- **PAGE EXTRACT**:
-- -- --
The law of Montana authorizing the formation of irrigation districts, like that of many western states, is patterned after the Wright Act of California (St. Cal. 1887, p. 29). Tomich v. Union Trust Co., 31 F.2d 515. As stated by the Supreme Court of Montana in Re Crow Creek Irrigation District, 63 Mont. 293, 207 P. 121, 122: "In its general legislative plan, our statute is modeled after the Wright Law of California (O'Neill v. Yellowstone Irr. Dist., 44 Mont. 492, 121 P. 283), the constitutionality of which has been established by numerous decisions of the California court and by the decision of the Supreme Court of the United States in Fallbrook Irr. Dist. v. Bradley, 164 U.S. 112, 17 S. Ct. 56, 41 L. Ed. 369."

See, also, State ex rel. Malott v. Board of County Commissioners, 89 Mont. 37, 76, 80, 296 P. 1, supra.

It has been uniformly held that the bonds of an irrigation district issued in pursuance of the Wright Act (St. Cal. 1887, p. 29, as amended) are general obligations of the district and this has been true in states where the state legislation has varied slightly from the provisions of the Wright Act but has been based upon it. In Rialto Irr. Dist. v. Stowell, 246 F. 294, 305, this court held that bonds issued under the Wright Act of California were general obligations of the district. We there stated: "We regard it as clear that the bonds here in question constitute a general obligation of the irrigation district to pay the principal and interest thereof as therein provided for." The Circuit Court of Appeals of the Eighth Circuit in Norris v. Montezuma Valley Irr. Dist., 248 F. 369, held that the bonds of an irrigation district organized under the laws of Colorado, patterned after the Wright Act, were the general obligations of the district.
-- -- --
- **MATERIAL PROVIDED**:
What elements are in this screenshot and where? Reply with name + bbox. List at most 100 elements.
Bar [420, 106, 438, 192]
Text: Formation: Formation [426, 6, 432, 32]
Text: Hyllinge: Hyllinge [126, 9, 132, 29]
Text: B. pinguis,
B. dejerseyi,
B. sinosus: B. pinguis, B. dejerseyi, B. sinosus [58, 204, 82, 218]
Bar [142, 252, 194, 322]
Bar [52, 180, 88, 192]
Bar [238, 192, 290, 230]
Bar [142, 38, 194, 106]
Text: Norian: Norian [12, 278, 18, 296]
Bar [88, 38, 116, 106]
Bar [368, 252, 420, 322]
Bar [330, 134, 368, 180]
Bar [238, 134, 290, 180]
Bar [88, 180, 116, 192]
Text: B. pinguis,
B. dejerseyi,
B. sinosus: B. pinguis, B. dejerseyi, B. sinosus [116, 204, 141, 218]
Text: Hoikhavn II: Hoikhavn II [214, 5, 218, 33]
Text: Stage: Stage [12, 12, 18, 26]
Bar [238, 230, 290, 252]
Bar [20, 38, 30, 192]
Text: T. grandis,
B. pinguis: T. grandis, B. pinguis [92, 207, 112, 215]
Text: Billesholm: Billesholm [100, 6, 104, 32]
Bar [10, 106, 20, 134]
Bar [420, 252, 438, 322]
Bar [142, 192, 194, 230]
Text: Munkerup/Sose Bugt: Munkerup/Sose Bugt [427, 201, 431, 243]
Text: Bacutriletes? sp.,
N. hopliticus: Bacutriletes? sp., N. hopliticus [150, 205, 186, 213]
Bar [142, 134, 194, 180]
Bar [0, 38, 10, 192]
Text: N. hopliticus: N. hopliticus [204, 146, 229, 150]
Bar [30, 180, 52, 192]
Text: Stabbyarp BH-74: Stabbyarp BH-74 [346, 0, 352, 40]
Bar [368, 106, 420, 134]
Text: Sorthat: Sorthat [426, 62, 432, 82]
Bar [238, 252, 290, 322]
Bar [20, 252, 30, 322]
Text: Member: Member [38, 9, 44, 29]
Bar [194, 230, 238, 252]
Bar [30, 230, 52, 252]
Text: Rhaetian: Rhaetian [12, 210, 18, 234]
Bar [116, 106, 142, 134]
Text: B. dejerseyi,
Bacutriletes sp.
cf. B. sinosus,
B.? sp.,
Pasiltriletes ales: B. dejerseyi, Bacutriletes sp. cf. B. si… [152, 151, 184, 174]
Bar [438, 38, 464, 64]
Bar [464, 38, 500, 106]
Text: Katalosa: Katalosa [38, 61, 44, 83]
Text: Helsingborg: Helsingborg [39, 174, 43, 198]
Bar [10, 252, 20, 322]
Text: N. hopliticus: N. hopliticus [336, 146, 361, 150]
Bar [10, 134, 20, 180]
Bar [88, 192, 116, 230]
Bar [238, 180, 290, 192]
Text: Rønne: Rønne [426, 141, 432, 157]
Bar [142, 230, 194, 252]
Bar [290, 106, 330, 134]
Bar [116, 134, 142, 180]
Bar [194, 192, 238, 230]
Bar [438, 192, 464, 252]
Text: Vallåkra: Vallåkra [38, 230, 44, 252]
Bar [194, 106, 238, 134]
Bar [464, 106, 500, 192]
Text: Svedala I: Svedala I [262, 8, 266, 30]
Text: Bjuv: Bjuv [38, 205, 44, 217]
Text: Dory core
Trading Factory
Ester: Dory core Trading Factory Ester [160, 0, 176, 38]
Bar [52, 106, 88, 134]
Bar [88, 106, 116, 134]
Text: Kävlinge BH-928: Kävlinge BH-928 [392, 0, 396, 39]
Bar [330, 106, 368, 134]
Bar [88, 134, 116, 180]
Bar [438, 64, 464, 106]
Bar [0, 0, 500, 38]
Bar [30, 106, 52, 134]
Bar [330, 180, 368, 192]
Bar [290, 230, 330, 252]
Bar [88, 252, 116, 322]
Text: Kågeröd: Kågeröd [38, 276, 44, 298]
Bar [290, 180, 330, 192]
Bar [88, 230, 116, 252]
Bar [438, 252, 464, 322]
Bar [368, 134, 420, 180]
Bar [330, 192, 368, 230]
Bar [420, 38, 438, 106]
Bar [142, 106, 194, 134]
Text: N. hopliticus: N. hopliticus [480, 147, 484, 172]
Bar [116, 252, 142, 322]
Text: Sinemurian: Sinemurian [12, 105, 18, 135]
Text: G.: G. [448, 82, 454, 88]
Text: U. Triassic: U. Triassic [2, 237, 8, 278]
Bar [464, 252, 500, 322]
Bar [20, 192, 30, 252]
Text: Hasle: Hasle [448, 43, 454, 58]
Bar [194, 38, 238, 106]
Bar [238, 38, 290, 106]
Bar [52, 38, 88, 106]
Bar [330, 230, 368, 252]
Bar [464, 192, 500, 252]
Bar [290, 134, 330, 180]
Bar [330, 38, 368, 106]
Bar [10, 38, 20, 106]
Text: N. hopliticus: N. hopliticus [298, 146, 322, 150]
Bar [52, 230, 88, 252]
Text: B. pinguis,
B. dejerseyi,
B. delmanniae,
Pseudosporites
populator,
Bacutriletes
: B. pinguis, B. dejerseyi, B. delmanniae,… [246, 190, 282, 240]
-- -- --
- **LIST OF TASKS**:
#1 Answer these questions from the passage on irrigation district law:
(a) Which California law is Montana's irrigation district statute patterned after?
(b) In which case did the Supreme Court of the United States establish that law's constitutionality?
(c) Which court decided Norris v. Montezuma Valley Irr. Dist.?
#2 Pick up the passage on irrigation district law after its last sentence and keep writing.

- **EXERCISE ANSWERS**:
#1
(a) The Wright Act of California (St. Cal. 1887, p. 29).
(b) Fallbrook Irr. Dist. v. Bradley, 164 U.S. 112.
(c) The Circuit Court of Appeals of the Eighth Circuit.

#2
In Noble v. Yancey, 116 Or. 356, 241 P. 335, 42 A.L.R. 1178, the Supreme Court of Oregon held that the obligations of the irrigation district were the general obligations of the district. The Supreme Court of Washington has held the irrigation district bonds issued under its statute to be the general obligation of the district. State ex rel. Clancy v. Columbia Irr. Dist., 121 Wn. 79, 208 P. 27; State v. Hartung, 150 Wn. 590, 274 P. 181. This holding of the Supreme Court of the State of Washington has been recently affirmed by the Supreme Court of the United States in Roberts v. Richland Irr. Dist., 289 U.S. 71, 53 S. Ct. 519, 77 L. Ed. 1038.

The Supreme Court of Idaho has held that the law of Idaho authorizing the formation of irrigation districts and providing for the issuance of bonds constituted the bonds a general obligation of the district. A recent decision of the Supreme Court of California is to the same effect. Dougery v. Bettencourt, 2 P.2d 765, Id., 214 Cal. 455, 6 P.2d 499. The decision of the Supreme Court of the United States above referred to (Roberts v. Richland Irrigation District) is significant in the case at bar because it held that notwithstanding the Supreme Court of Washington had held that irrigation district bonds issued under its law were general obligations of the district, and notwithstanding the fact that these bonds were issued because of benefits expected to be derived by the lands in the district, that the issuance of general obligations of the district to pay therefor was a valid exercise of legislative power and that such legislation did not conflict with the prior decision of the Supreme Court in Norwood v. Baker, 172 U.S. 269, 19 S. Ct. 187, 43 L. Ed. 443, which latter case was strongly relied upon by the Supreme Court of Montana in reaching the conclusion that the bonds of an irrigation district issued in Montana did not create a general obligation of the district but represented a special lien upon the lands of the district.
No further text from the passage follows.